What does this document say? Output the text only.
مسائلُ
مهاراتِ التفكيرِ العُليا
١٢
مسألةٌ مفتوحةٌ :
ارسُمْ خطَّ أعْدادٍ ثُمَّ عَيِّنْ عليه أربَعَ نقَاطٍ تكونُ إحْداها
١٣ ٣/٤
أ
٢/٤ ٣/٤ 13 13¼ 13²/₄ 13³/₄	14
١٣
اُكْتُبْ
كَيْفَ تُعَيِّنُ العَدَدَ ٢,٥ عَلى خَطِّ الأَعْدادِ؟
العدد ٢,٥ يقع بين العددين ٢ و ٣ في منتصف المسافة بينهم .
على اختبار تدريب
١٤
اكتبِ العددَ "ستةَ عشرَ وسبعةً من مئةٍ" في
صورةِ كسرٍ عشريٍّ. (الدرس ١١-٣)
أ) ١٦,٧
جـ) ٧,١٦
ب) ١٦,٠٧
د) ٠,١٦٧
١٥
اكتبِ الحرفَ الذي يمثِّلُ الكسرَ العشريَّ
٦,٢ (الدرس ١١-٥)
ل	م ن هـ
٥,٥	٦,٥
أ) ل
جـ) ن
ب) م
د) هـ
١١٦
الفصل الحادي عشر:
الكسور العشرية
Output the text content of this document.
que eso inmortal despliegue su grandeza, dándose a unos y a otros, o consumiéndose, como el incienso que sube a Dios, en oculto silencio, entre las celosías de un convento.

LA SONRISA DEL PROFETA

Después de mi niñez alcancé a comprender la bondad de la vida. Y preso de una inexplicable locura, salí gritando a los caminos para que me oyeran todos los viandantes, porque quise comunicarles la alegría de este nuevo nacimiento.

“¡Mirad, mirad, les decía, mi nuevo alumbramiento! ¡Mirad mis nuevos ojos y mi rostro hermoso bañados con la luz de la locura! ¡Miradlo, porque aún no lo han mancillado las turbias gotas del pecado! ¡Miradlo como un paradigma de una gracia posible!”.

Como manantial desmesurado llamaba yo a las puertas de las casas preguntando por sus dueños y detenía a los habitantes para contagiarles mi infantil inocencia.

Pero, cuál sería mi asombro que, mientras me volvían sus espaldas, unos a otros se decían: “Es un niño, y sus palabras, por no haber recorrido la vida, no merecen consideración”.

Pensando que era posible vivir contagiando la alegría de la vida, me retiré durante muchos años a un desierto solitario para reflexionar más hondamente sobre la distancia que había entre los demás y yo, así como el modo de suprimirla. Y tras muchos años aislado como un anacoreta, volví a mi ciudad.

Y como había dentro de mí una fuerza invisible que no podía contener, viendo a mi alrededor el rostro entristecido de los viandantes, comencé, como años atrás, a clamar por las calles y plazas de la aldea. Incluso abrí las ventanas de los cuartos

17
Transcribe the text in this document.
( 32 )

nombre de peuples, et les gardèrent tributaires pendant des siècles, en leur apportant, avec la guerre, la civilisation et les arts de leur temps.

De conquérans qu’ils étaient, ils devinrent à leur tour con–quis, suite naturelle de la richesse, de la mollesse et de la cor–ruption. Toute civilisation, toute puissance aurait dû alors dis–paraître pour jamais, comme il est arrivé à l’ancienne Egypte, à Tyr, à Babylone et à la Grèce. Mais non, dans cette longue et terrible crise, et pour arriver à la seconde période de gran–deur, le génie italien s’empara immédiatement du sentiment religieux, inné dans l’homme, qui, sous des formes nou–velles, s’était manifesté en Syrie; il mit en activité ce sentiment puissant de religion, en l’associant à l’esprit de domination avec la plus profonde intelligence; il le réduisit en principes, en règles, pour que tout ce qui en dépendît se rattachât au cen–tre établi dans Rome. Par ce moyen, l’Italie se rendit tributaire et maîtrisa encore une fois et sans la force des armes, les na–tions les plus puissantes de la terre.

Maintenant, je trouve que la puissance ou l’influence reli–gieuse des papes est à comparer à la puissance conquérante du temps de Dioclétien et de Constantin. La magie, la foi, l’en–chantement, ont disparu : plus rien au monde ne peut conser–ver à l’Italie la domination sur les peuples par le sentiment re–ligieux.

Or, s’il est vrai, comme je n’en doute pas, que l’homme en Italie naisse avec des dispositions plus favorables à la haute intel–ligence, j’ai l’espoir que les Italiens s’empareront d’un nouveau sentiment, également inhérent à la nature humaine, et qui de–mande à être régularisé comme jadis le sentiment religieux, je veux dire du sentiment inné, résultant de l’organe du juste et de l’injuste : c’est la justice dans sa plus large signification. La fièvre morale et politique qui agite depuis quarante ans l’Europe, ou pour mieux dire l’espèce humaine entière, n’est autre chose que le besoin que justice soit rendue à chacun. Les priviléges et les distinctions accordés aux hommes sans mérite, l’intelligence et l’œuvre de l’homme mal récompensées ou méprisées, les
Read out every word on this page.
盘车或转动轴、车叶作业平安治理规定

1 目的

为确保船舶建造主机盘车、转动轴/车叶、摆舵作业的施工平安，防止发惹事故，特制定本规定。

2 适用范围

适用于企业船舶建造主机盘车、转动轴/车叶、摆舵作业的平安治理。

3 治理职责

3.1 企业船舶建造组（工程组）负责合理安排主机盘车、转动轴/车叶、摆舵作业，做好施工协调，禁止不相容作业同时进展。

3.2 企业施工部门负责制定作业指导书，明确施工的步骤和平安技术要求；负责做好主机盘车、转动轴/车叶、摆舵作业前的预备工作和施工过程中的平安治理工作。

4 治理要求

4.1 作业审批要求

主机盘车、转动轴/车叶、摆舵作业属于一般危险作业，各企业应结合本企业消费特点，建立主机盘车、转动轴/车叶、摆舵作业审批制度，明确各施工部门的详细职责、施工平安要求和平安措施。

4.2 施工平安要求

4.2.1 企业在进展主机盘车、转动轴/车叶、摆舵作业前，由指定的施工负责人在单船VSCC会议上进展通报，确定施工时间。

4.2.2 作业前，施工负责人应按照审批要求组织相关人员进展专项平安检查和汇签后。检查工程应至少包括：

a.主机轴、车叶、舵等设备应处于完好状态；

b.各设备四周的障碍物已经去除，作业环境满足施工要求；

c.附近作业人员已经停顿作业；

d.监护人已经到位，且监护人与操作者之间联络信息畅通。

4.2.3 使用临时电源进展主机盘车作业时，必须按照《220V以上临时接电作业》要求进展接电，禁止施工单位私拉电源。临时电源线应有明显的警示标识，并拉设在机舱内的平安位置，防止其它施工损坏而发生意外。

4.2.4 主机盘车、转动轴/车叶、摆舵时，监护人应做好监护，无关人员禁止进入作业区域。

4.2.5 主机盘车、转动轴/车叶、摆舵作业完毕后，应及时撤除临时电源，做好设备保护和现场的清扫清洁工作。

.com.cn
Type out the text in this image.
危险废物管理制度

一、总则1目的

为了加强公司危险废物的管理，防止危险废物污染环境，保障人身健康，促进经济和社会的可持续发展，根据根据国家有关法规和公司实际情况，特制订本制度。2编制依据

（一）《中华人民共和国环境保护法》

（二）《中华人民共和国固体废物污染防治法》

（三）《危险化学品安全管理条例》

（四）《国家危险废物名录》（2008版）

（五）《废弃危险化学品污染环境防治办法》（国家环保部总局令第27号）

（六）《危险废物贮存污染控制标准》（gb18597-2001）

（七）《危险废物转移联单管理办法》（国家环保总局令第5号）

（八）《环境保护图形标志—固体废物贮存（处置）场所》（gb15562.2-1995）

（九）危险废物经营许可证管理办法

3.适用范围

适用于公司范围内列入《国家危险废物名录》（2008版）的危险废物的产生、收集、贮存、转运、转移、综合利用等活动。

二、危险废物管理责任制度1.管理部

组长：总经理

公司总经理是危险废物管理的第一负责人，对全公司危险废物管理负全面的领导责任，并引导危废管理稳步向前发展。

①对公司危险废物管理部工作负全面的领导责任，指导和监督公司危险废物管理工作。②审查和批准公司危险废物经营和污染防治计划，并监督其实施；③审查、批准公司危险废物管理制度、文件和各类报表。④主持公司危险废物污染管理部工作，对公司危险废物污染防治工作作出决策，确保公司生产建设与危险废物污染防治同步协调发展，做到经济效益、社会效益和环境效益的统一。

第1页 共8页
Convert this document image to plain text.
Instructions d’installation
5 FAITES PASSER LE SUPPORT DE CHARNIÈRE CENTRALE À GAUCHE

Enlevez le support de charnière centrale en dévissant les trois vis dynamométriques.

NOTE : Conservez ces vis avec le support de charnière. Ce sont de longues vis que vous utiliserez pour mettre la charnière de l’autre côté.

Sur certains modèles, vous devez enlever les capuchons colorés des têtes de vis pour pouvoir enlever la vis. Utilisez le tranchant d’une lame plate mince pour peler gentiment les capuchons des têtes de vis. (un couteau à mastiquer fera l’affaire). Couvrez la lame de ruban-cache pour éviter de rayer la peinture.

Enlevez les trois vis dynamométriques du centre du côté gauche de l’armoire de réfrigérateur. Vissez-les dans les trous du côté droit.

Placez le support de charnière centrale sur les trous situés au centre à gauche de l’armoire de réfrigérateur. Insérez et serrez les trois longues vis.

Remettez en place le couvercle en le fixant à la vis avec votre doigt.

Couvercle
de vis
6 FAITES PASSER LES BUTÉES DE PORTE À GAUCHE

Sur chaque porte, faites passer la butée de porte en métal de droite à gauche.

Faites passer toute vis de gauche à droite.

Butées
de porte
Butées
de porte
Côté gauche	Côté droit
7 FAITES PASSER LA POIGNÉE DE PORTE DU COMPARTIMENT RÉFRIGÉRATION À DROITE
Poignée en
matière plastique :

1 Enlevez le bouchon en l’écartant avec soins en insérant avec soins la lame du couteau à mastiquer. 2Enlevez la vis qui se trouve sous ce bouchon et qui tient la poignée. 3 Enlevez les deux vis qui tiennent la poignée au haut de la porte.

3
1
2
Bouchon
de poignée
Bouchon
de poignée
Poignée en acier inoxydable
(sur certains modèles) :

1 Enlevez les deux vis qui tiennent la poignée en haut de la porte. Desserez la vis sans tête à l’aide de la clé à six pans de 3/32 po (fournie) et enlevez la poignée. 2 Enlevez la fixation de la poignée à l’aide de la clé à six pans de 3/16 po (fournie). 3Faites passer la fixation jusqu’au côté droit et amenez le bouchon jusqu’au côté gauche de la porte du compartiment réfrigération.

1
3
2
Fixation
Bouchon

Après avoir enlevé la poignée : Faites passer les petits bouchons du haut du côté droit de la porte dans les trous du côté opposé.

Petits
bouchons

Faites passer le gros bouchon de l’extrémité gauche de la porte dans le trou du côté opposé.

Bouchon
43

## WHAT YOU NEED TO DO
Write down the number of lines where the word "longues" appears, and nothing further.

## EXERCISE ANSWER
2